EXERCISE INSTRUCTIONS - Copy the listing verbatim, excluding any images found in it.

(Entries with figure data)
*-*-*
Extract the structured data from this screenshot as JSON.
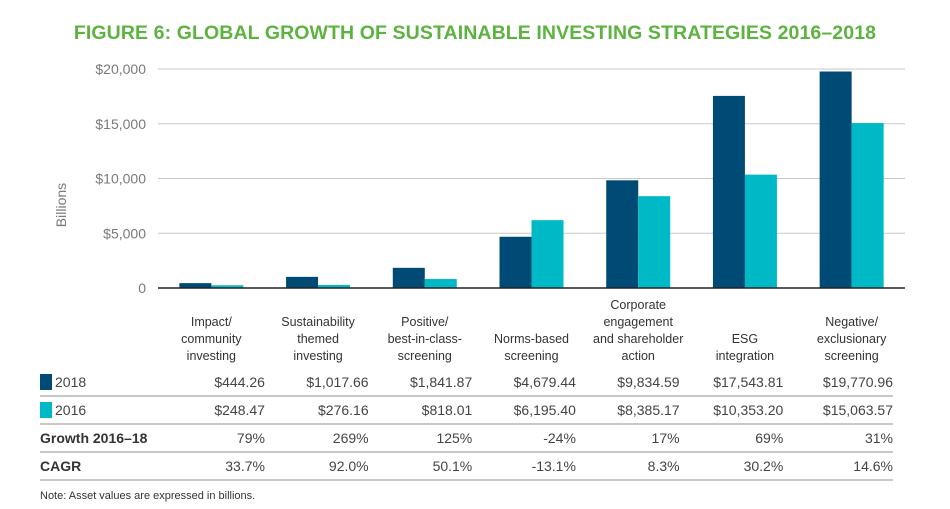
{
  "title": "FIGURE 6: GLOBAL GROWTH OF SUSTAINABLE INVESTING STRATEGIES 2016–2018",
  "note": "Note: Asset values are expressed in billions.",
  "colors": {
    "title": "#5db33f",
    "s2018": "#004b75",
    "s2016": "#00b9c6"
  },
  "chart_data": {
    "type": "bar",
    "title": "FIGURE 6: GLOBAL GROWTH OF SUSTAINABLE INVESTING STRATEGIES 2016–2018",
    "ylabel": "Billions",
    "ylim": [
      0,
      20000
    ],
    "yticks": [
      "0",
      "$5,000",
      "$10,000",
      "$15,000",
      "$20,000"
    ],
    "grid": true,
    "categories": [
      [
        "Impact/",
        "community",
        "investing"
      ],
      [
        "Sustainability",
        "themed",
        "investing"
      ],
      [
        "Positive/",
        "best-in-class-",
        "screening"
      ],
      [
        "Norms-based",
        "screening"
      ],
      [
        "Corporate",
        "engagement",
        "and shareholder",
        "action"
      ],
      [
        "ESG",
        "integration"
      ],
      [
        "Negative/",
        "exclusionary",
        "screening"
      ]
    ],
    "series": [
      {
        "name": "2018",
        "color": "#004b75",
        "values": [
          444.26,
          1017.66,
          1841.87,
          4679.44,
          9834.59,
          17543.81,
          19770.96
        ],
        "labels": [
          "$444.26",
          "$1,017.66",
          "$1,841.87",
          "$4,679.44",
          "$9,834.59",
          "$17,543.81",
          "$19,770.96"
        ]
      },
      {
        "name": "2016",
        "color": "#00b9c6",
        "values": [
          248.47,
          276.16,
          818.01,
          6195.4,
          8385.17,
          10353.2,
          15063.57
        ],
        "labels": [
          "$248.47",
          "$276.16",
          "$818.01",
          "$6,195.40",
          "$8,385.17",
          "$10,353.20",
          "$15,063.57"
        ]
      }
    ],
    "table_rows": [
      {
        "label": "Growth 2016–18",
        "values": [
          "79%",
          "269%",
          "125%",
          "-24%",
          "17%",
          "69%",
          "31%"
        ]
      },
      {
        "label": "CAGR",
        "values": [
          "33.7%",
          "92.0%",
          "50.1%",
          "-13.1%",
          "8.3%",
          "30.2%",
          "14.6%"
        ]
      }
    ]
  }
}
*-*-*
RESULT FOR THIS EXERCISE -
Extract the structured data from this screenshot as JSON.
{
  "title": "FIGURE 6: GLOBAL GROWTH OF SUSTAINABLE INVESTING STRATEGIES 2016–2018",
  "note": "Note: Asset values are expressed in billions.",
  "colors": {
    "title": "#5db33f",
    "s2018": "#004b75",
    "s2016": "#00b9c6"
  },
  "chart_data": {
    "type": "bar",
    "title": "FIGURE 6: GLOBAL GROWTH OF SUSTAINABLE INVESTING STRATEGIES 2016–2018",
    "ylabel": "Billions",
    "ylim": [
      0,
      20000
    ],
    "yticks": [
      "0",
      "$5,000",
      "$10,000",
      "$15,000",
      "$20,000"
    ],
    "grid": true,
    "categories": [
      [
        "Impact/",
        "community",
        "investing"
      ],
      [
        "Sustainability",
        "themed",
        "investing"
      ],
      [
        "Positive/",
        "best-in-class-",
        "screening"
      ],
      [
        "Norms-based",
        "screening"
      ],
      [
        "Corporate",
        "engagement",
        "and shareholder",
        "action"
      ],
      [
        "ESG",
        "integration"
      ],
      [
        "Negative/",
        "exclusionary",
        "screening"
      ]
    ],
    "series": [
      {
        "name": "2018",
        "color": "#004b75",
        "values": [
          444.26,
          1017.66,
          1841.87,
          4679.44,
          9834.59,
          17543.81,
          19770.96
        ],
        "labels": [
          "$444.26",
          "$1,017.66",
          "$1,841.87",
          "$4,679.44",
          "$9,834.59",
          "$17,543.81",
          "$19,770.96"
        ]
      },
      {
        "name": "2016",
        "color": "#00b9c6",
        "values": [
          248.47,
          276.16,
          818.01,
          6195.4,
          8385.17,
          10353.2,
          15063.57
        ],
        "labels": [
          "$248.47",
          "$276.16",
          "$818.01",
          "$6,195.40",
          "$8,385.17",
          "$10,353.20",
          "$15,063.57"
        ]
      }
    ],
    "table_rows": [
      {
        "label": "Growth 2016–18",
        "values": [
          "79%",
          "269%",
          "125%",
          "-24%",
          "17%",
          "69%",
          "31%"
        ]
      },
      {
        "label": "CAGR",
        "values": [
          "33.7%",
          "92.0%",
          "50.1%",
          "-13.1%",
          "8.3%",
          "30.2%",
          "14.6%"
        ]
      }
    ]
  }
}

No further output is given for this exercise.